### Task
Reproduce the data in its entirety, exactly as supplied.

### Provided records
◆ ◆ ◆

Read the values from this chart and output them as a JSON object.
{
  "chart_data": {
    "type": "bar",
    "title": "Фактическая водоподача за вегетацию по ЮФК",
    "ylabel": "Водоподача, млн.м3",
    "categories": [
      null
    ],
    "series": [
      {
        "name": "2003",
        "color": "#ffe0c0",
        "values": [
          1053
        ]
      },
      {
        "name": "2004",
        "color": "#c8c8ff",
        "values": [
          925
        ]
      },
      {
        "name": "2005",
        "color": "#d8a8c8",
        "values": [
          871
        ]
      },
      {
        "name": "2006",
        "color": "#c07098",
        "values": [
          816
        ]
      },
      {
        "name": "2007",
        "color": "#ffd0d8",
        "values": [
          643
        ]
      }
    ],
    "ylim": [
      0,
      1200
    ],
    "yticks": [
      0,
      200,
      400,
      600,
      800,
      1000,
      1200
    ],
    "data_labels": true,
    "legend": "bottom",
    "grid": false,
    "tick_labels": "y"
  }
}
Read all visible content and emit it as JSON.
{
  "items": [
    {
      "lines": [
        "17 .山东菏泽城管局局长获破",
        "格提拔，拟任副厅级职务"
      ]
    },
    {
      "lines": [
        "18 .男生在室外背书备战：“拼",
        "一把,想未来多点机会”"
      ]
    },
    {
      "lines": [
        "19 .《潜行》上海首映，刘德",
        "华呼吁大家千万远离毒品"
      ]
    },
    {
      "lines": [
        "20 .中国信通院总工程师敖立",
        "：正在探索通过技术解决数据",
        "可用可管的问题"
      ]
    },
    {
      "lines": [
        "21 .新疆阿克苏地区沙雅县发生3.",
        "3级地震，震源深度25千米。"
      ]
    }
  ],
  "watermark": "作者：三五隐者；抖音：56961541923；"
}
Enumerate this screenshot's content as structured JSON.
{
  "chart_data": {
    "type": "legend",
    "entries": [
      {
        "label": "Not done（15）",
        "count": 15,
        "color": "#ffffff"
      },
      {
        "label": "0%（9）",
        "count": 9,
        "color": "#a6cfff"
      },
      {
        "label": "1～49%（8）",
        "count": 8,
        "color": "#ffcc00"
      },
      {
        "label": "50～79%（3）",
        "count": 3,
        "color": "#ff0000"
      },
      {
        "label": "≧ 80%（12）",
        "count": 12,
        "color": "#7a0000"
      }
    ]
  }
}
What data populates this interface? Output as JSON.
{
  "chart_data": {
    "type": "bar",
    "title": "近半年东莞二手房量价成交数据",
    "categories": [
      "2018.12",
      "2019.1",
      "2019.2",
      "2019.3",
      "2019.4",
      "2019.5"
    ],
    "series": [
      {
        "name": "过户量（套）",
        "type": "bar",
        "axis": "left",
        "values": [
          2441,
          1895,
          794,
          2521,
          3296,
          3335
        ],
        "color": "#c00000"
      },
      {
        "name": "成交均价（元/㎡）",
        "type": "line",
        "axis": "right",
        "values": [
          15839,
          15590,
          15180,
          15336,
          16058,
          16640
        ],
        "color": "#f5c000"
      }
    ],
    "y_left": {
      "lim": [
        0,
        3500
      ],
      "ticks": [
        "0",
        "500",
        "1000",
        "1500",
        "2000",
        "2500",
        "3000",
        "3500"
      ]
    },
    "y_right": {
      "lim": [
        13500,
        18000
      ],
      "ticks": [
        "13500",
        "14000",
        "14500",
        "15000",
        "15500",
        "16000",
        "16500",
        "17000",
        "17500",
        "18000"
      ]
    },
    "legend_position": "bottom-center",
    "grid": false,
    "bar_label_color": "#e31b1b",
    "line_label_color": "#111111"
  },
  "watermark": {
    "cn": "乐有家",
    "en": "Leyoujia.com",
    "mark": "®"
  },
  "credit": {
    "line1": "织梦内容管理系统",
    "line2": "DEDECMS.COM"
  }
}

◆ ◆ ◆

### Final result
Read the values from this chart and output them as a JSON object.
{
  "chart_data": {
    "type": "bar",
    "title": "Фактическая водоподача за вегетацию по ЮФК",
    "ylabel": "Водоподача, млн.м3",
    "categories": [
      null
    ],
    "series": [
      {
        "name": "2003",
        "color": "#ffe0c0",
        "values": [
          1053
        ]
      },
      {
        "name": "2004",
        "color": "#c8c8ff",
        "values": [
          925
        ]
      },
      {
        "name": "2005",
        "color": "#d8a8c8",
        "values": [
          871
        ]
      },
      {
        "name": "2006",
        "color": "#c07098",
        "values": [
          816
        ]
      },
      {
        "name": "2007",
        "color": "#ffd0d8",
        "values": [
          643
        ]
      }
    ],
    "ylim": [
      0,
      1200
    ],
    "yticks": [
      0,
      200,
      400,
      600,
      800,
      1000,
      1200
    ],
    "data_labels": true,
    "legend": "bottom",
    "grid": false,
    "tick_labels": "y"
  }
}
Read all visible content and emit it as JSON.
{
  "items": [
    {
      "lines": [
        "17 .山东菏泽城管局局长获破",
        "格提拔，拟任副厅级职务"
      ]
    },
    {
      "lines": [
        "18 .男生在室外背书备战：“拼",
        "一把,想未来多点机会”"
      ]
    },
    {
      "lines": [
        "19 .《潜行》上海首映，刘德",
        "华呼吁大家千万远离毒品"
      ]
    },
    {
      "lines": [
        "20 .中国信通院总工程师敖立",
        "：正在探索通过技术解决数据",
        "可用可管的问题"
      ]
    },
    {
      "lines": [
        "21 .新疆阿克苏地区沙雅县发生3.",
        "3级地震，震源深度25千米。"
      ]
    }
  ],
  "watermark": "作者：三五隐者；抖音：56961541923；"
}
Enumerate this screenshot's content as structured JSON.
{
  "chart_data": {
    "type": "legend",
    "entries": [
      {
        "label": "Not done（15）",
        "count": 15,
        "color": "#ffffff"
      },
      {
        "label": "0%（9）",
        "count": 9,
        "color": "#a6cfff"
      },
      {
        "label": "1～49%（8）",
        "count": 8,
        "color": "#ffcc00"
      },
      {
        "label": "50～79%（3）",
        "count": 3,
        "color": "#ff0000"
      },
      {
        "label": "≧ 80%（12）",
        "count": 12,
        "color": "#7a0000"
      }
    ]
  }
}
What data populates this interface? Output as JSON.
{
  "chart_data": {
    "type": "bar",
    "title": "近半年东莞二手房量价成交数据",
    "categories": [
      "2018.12",
      "2019.1",
      "2019.2",
      "2019.3",
      "2019.4",
      "2019.5"
    ],
    "series": [
      {
        "name": "过户量（套）",
        "type": "bar",
        "axis": "left",
        "values": [
          2441,
          1895,
          794,
          2521,
          3296,
          3335
        ],
        "color": "#c00000"
      },
      {
        "name": "成交均价（元/㎡）",
        "type": "line",
        "axis": "right",
        "values": [
          15839,
          15590,
          15180,
          15336,
          16058,
          16640
        ],
        "color": "#f5c000"
      }
    ],
    "y_left": {
      "lim": [
        0,
        3500
      ],
      "ticks": [
        "0",
        "500",
        "1000",
        "1500",
        "2000",
        "2500",
        "3000",
        "3500"
      ]
    },
    "y_right": {
      "lim": [
        13500,
        18000
      ],
      "ticks": [
        "13500",
        "14000",
        "14500",
        "15000",
        "15500",
        "16000",
        "16500",
        "17000",
        "17500",
        "18000"
      ]
    },
    "legend_position": "bottom-center",
    "grid": false,
    "bar_label_color": "#e31b1b",
    "line_label_color": "#111111"
  },
  "watermark": {
    "cn": "乐有家",
    "en": "Leyoujia.com",
    "mark": "®"
  },
  "credit": {
    "line1": "织梦内容管理系统",
    "line2": "DEDECMS.COM"
  }
}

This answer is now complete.